**Input data**
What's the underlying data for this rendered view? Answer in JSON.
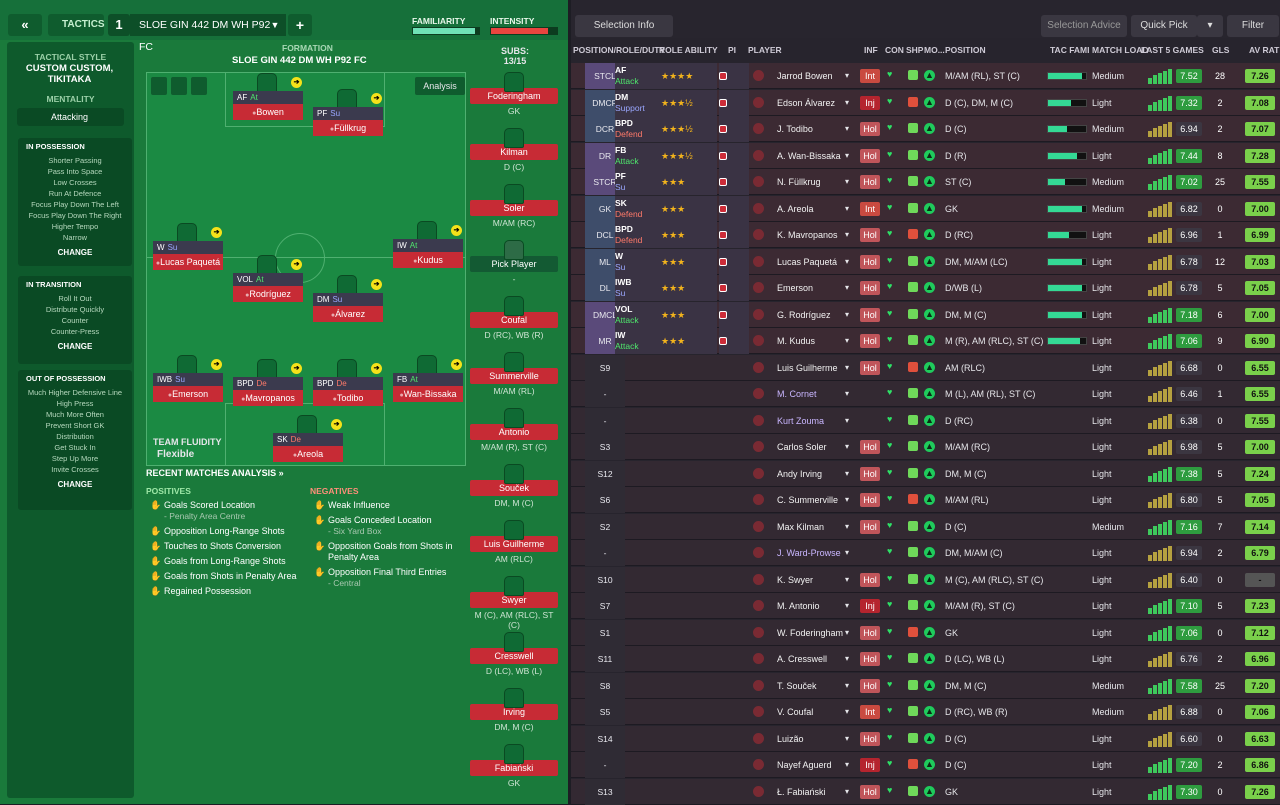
{
  "topbar": {
    "back": "«",
    "tactics": "TACTICS",
    "slot": "1",
    "tactic_name": "SLOE GIN 442 DM WH P92 FC",
    "add": "+",
    "familiarity": "FAMILIARITY",
    "intensity": "INTENSITY",
    "familiarity_level": 0.94,
    "intensity_level": 0.86
  },
  "sidebar": {
    "style_label": "TACTICAL STYLE",
    "style_value": "CUSTOM CUSTOM, TIKITAKA",
    "mentality_label": "MENTALITY",
    "mentality_value": "Attacking",
    "in_possession": {
      "title": "IN POSSESSION",
      "items": [
        "Shorter Passing",
        "Pass Into Space",
        "Low Crosses",
        "Run At Defence",
        "Focus Play Down The Left",
        "Focus Play Down The Right",
        "Higher Tempo",
        "Narrow"
      ],
      "change": "CHANGE"
    },
    "in_transition": {
      "title": "IN TRANSITION",
      "items": [
        "Roll It Out",
        "Distribute Quickly",
        "Counter",
        "Counter-Press"
      ],
      "change": "CHANGE"
    },
    "out_of_possession": {
      "title": "OUT OF POSSESSION",
      "items": [
        "Much Higher Defensive Line",
        "High Press",
        "Much More Often",
        "Prevent Short GK",
        "Distribution",
        "Get Stuck In",
        "Step Up More",
        "Invite Crosses"
      ],
      "change": "CHANGE"
    }
  },
  "formation": {
    "label": "FORMATION",
    "name": "SLOE GIN 442 DM WH P92 FC",
    "analysis": "Analysis",
    "fluidity_label": "TEAM FLUIDITY",
    "fluidity_value": "Flexible"
  },
  "pitch_players": [
    {
      "role": "AF",
      "duty": "At",
      "name": "Bowen"
    },
    {
      "role": "PF",
      "duty": "Su",
      "name": "Füllkrug"
    },
    {
      "role": "W",
      "duty": "Su",
      "name": "Lucas Paquetá"
    },
    {
      "role": "IW",
      "duty": "At",
      "name": "Kudus"
    },
    {
      "role": "VOL",
      "duty": "At",
      "name": "Rodríguez"
    },
    {
      "role": "DM",
      "duty": "Su",
      "name": "Álvarez"
    },
    {
      "role": "IWB",
      "duty": "Su",
      "name": "Emerson"
    },
    {
      "role": "BPD",
      "duty": "De",
      "name": "Mavropanos"
    },
    {
      "role": "BPD",
      "duty": "De",
      "name": "Todibo"
    },
    {
      "role": "FB",
      "duty": "At",
      "name": "Wan-Bissaka"
    },
    {
      "role": "SK",
      "duty": "De",
      "name": "Areola"
    }
  ],
  "subs": {
    "label": "SUBS:",
    "count": "13/15",
    "list": [
      {
        "name": "Foderingham",
        "pos": "GK"
      },
      {
        "name": "Kilman",
        "pos": "D (C)"
      },
      {
        "name": "Soler",
        "pos": "M/AM (RC)"
      },
      {
        "name": "Pick Player",
        "pos": "-"
      },
      {
        "name": "Coufal",
        "pos": "D (RC), WB (R)"
      },
      {
        "name": "Summerville",
        "pos": "M/AM (RL)"
      },
      {
        "name": "Antonio",
        "pos": "M/AM (R), ST (C)"
      },
      {
        "name": "Souček",
        "pos": "DM, M (C)"
      },
      {
        "name": "Luis Guilherme",
        "pos": "AM (RLC)"
      },
      {
        "name": "Swyer",
        "pos": "M (C), AM (RLC), ST (C)"
      },
      {
        "name": "Cresswell",
        "pos": "D (LC), WB (L)"
      },
      {
        "name": "Irving",
        "pos": "DM, M (C)"
      },
      {
        "name": "Fabiański",
        "pos": "GK"
      }
    ]
  },
  "analysis": {
    "title": "RECENT MATCHES ANALYSIS »",
    "positives_label": "POSITIVES",
    "negatives_label": "NEGATIVES",
    "positives": [
      {
        "t": "Goals Scored Location",
        "s": "- Penalty Area Centre"
      },
      {
        "t": "Opposition Long-Range Shots",
        "s": ""
      },
      {
        "t": "Touches to Shots Conversion",
        "s": ""
      },
      {
        "t": "Goals from Long-Range Shots",
        "s": ""
      },
      {
        "t": "Goals from Shots in Penalty Area",
        "s": ""
      },
      {
        "t": "Regained Possession",
        "s": ""
      }
    ],
    "negatives": [
      {
        "t": "Weak Influence",
        "s": ""
      },
      {
        "t": "Goals Conceded Location",
        "s": "- Six Yard Box"
      },
      {
        "t": "Opposition Goals from Shots in Penalty Area",
        "s": ""
      },
      {
        "t": "Opposition Final Third Entries",
        "s": "- Central"
      }
    ]
  },
  "right_top": {
    "selection_info": "Selection Info",
    "selection_advice": "Selection Advice",
    "quick_pick": "Quick Pick",
    "filter": "Filter"
  },
  "headers": {
    "pos": "POSITION/ROLE/DUTY",
    "ability": "ROLE ABILITY",
    "pi": "PI",
    "player": "PLAYER",
    "inf": "INF",
    "con": "CON",
    "shp": "SHP",
    "mo": "MO...",
    "position": "POSITION",
    "tac": "TAC FAMI",
    "load": "MATCH LOAD",
    "last5": "LAST 5 GAMES",
    "gls": "GLS",
    "avr": "AV RAT"
  },
  "rows": [
    {
      "slot": "STCL",
      "role": "AF",
      "duty": "Attack",
      "stars": "★★★★",
      "name": "Jarrod Bowen",
      "inf": "Int",
      "position": "M/AM (RL), ST (C)",
      "load": "Medium",
      "last": "7.52",
      "gls": "28",
      "avr": "7.26",
      "tac": 0.9
    },
    {
      "slot": "DMCR",
      "role": "DM",
      "duty": "Support",
      "stars": "★★★½",
      "name": "Edson Álvarez",
      "inf": "Inj",
      "position": "D (C), DM, M (C)",
      "load": "Light",
      "last": "7.32",
      "gls": "2",
      "avr": "7.08",
      "tac": 0.6
    },
    {
      "slot": "DCR",
      "role": "BPD",
      "duty": "Defend",
      "stars": "★★★½",
      "name": "J. Todibo",
      "inf": "Hol",
      "position": "D (C)",
      "load": "Medium",
      "last": "6.94",
      "gls": "2",
      "avr": "7.07",
      "tac": 0.5
    },
    {
      "slot": "DR",
      "role": "FB",
      "duty": "Attack",
      "stars": "★★★½",
      "name": "A. Wan-Bissaka",
      "inf": "Hol",
      "position": "D (R)",
      "load": "Light",
      "last": "7.44",
      "gls": "8",
      "avr": "7.28",
      "tac": 0.75
    },
    {
      "slot": "STCR",
      "role": "PF",
      "duty": "Su",
      "stars": "★★★",
      "name": "N. Füllkrug",
      "inf": "Hol",
      "position": "ST (C)",
      "load": "Medium",
      "last": "7.02",
      "gls": "25",
      "avr": "7.55",
      "tac": 0.45
    },
    {
      "slot": "GK",
      "role": "SK",
      "duty": "Defend",
      "stars": "★★★",
      "name": "A. Areola",
      "inf": "Int",
      "position": "GK",
      "load": "Medium",
      "last": "6.82",
      "gls": "0",
      "avr": "7.00",
      "tac": 0.9
    },
    {
      "slot": "DCL",
      "role": "BPD",
      "duty": "Defend",
      "stars": "★★★",
      "name": "K. Mavropanos",
      "inf": "Hol",
      "position": "D (RC)",
      "load": "Light",
      "last": "6.96",
      "gls": "1",
      "avr": "6.99",
      "tac": 0.55
    },
    {
      "slot": "ML",
      "role": "W",
      "duty": "Su",
      "stars": "★★★",
      "name": "Lucas Paquetá",
      "inf": "Hol",
      "position": "DM, M/AM (LC)",
      "load": "Light",
      "last": "6.78",
      "gls": "12",
      "avr": "7.03",
      "tac": 0.9
    },
    {
      "slot": "DL",
      "role": "IWB",
      "duty": "Su",
      "stars": "★★★",
      "name": "Emerson",
      "inf": "Hol",
      "position": "D/WB (L)",
      "load": "Light",
      "last": "6.78",
      "gls": "5",
      "avr": "7.05",
      "tac": 0.9
    },
    {
      "slot": "DMCL",
      "role": "VOL",
      "duty": "Attack",
      "stars": "★★★",
      "name": "G. Rodríguez",
      "inf": "Hol",
      "position": "DM, M (C)",
      "load": "Light",
      "last": "7.18",
      "gls": "6",
      "avr": "7.00",
      "tac": 0.9
    },
    {
      "slot": "MR",
      "role": "IW",
      "duty": "Attack",
      "stars": "★★★",
      "name": "M. Kudus",
      "inf": "Hol",
      "position": "M (R), AM (RLC), ST (C)",
      "load": "Light",
      "last": "7.06",
      "gls": "9",
      "avr": "6.90",
      "tac": 0.85
    },
    {
      "slot": "S9",
      "role": "",
      "duty": "",
      "stars": "",
      "name": "Luis Guilherme",
      "inf": "Hol",
      "position": "AM (RLC)",
      "load": "Light",
      "last": "6.68",
      "gls": "0",
      "avr": "6.55",
      "tac": 0
    },
    {
      "slot": "-",
      "role": "",
      "duty": "",
      "stars": "",
      "name": "M. Cornet",
      "inf": "",
      "position": "M (L), AM (RL), ST (C)",
      "load": "Light",
      "last": "6.46",
      "gls": "1",
      "avr": "6.55",
      "tac": 0
    },
    {
      "slot": "-",
      "role": "",
      "duty": "",
      "stars": "",
      "name": "Kurt Zouma",
      "inf": "",
      "position": "D (RC)",
      "load": "Light",
      "last": "6.38",
      "gls": "0",
      "avr": "7.55",
      "tac": 0
    },
    {
      "slot": "S3",
      "role": "",
      "duty": "",
      "stars": "",
      "name": "Carlos Soler",
      "inf": "Hol",
      "position": "M/AM (RC)",
      "load": "Light",
      "last": "6.98",
      "gls": "5",
      "avr": "7.00",
      "tac": 0
    },
    {
      "slot": "S12",
      "role": "",
      "duty": "",
      "stars": "",
      "name": "Andy Irving",
      "inf": "Hol",
      "position": "DM, M (C)",
      "load": "Light",
      "last": "7.38",
      "gls": "5",
      "avr": "7.24",
      "tac": 0
    },
    {
      "slot": "S6",
      "role": "",
      "duty": "",
      "stars": "",
      "name": "C. Summerville",
      "inf": "Hol",
      "position": "M/AM (RL)",
      "load": "Light",
      "last": "6.80",
      "gls": "5",
      "avr": "7.05",
      "tac": 0
    },
    {
      "slot": "S2",
      "role": "",
      "duty": "",
      "stars": "",
      "name": "Max Kilman",
      "inf": "Hol",
      "position": "D (C)",
      "load": "Medium",
      "last": "7.16",
      "gls": "7",
      "avr": "7.14",
      "tac": 0
    },
    {
      "slot": "-",
      "role": "",
      "duty": "",
      "stars": "",
      "name": "J. Ward-Prowse",
      "inf": "",
      "position": "DM, M/AM (C)",
      "load": "Light",
      "last": "6.94",
      "gls": "2",
      "avr": "6.79",
      "tac": 0
    },
    {
      "slot": "S10",
      "role": "",
      "duty": "",
      "stars": "",
      "name": "K. Swyer",
      "inf": "Hol",
      "position": "M (C), AM (RLC), ST (C)",
      "load": "Light",
      "last": "6.40",
      "gls": "0",
      "avr": "-",
      "tac": 0
    },
    {
      "slot": "S7",
      "role": "",
      "duty": "",
      "stars": "",
      "name": "M. Antonio",
      "inf": "Inj",
      "position": "M/AM (R), ST (C)",
      "load": "Light",
      "last": "7.10",
      "gls": "5",
      "avr": "7.23",
      "tac": 0
    },
    {
      "slot": "S1",
      "role": "",
      "duty": "",
      "stars": "",
      "name": "W. Foderingham",
      "inf": "Hol",
      "position": "GK",
      "load": "Light",
      "last": "7.06",
      "gls": "0",
      "avr": "7.12",
      "tac": 0
    },
    {
      "slot": "S11",
      "role": "",
      "duty": "",
      "stars": "",
      "name": "A. Cresswell",
      "inf": "Hol",
      "position": "D (LC), WB (L)",
      "load": "Light",
      "last": "6.76",
      "gls": "2",
      "avr": "6.96",
      "tac": 0
    },
    {
      "slot": "S8",
      "role": "",
      "duty": "",
      "stars": "",
      "name": "T. Souček",
      "inf": "Hol",
      "position": "DM, M (C)",
      "load": "Medium",
      "last": "7.58",
      "gls": "25",
      "avr": "7.20",
      "tac": 0
    },
    {
      "slot": "S5",
      "role": "",
      "duty": "",
      "stars": "",
      "name": "V. Coufal",
      "inf": "Int",
      "position": "D (RC), WB (R)",
      "load": "Medium",
      "last": "6.88",
      "gls": "0",
      "avr": "7.06",
      "tac": 0
    },
    {
      "slot": "S14",
      "role": "",
      "duty": "",
      "stars": "",
      "name": "Luizão",
      "inf": "Hol",
      "position": "D (C)",
      "load": "Light",
      "last": "6.60",
      "gls": "0",
      "avr": "6.63",
      "tac": 0
    },
    {
      "slot": "-",
      "role": "",
      "duty": "",
      "stars": "",
      "name": "Nayef Aguerd",
      "inf": "Inj",
      "position": "D (C)",
      "load": "Light",
      "last": "7.20",
      "gls": "2",
      "avr": "6.86",
      "tac": 0
    },
    {
      "slot": "S13",
      "role": "",
      "duty": "",
      "stars": "",
      "name": "Ł. Fabiański",
      "inf": "Hol",
      "position": "GK",
      "load": "Light",
      "last": "7.30",
      "gls": "0",
      "avr": "7.26",
      "tac": 0
    }
  ]
}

**Exercise requirements**
Collect each line holding the string "Luis".

**Solution for this exercise**
        "name": "Luis Guilherme",
      "name": "Luis Guilherme",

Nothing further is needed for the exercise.